Scan the records for the word "Розділ". Copy each line that includes it.

════════════════════

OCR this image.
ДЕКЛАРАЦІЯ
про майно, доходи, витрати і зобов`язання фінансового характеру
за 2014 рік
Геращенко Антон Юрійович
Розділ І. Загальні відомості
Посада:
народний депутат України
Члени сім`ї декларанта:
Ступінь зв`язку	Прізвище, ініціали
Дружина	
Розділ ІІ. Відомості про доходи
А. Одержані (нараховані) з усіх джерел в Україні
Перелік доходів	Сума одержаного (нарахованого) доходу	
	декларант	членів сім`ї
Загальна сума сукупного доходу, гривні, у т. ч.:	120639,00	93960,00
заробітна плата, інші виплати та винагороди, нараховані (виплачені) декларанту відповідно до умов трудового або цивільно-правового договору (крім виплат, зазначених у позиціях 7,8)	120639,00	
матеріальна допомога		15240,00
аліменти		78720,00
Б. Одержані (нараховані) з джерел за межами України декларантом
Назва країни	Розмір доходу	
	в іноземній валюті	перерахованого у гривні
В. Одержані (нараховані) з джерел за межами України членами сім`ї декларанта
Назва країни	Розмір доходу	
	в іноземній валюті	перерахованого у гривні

════════════════════

◆ EXERCISE RESPONSE
Розділ І. Загальні відомості
Розділ ІІ. Відомості про доходи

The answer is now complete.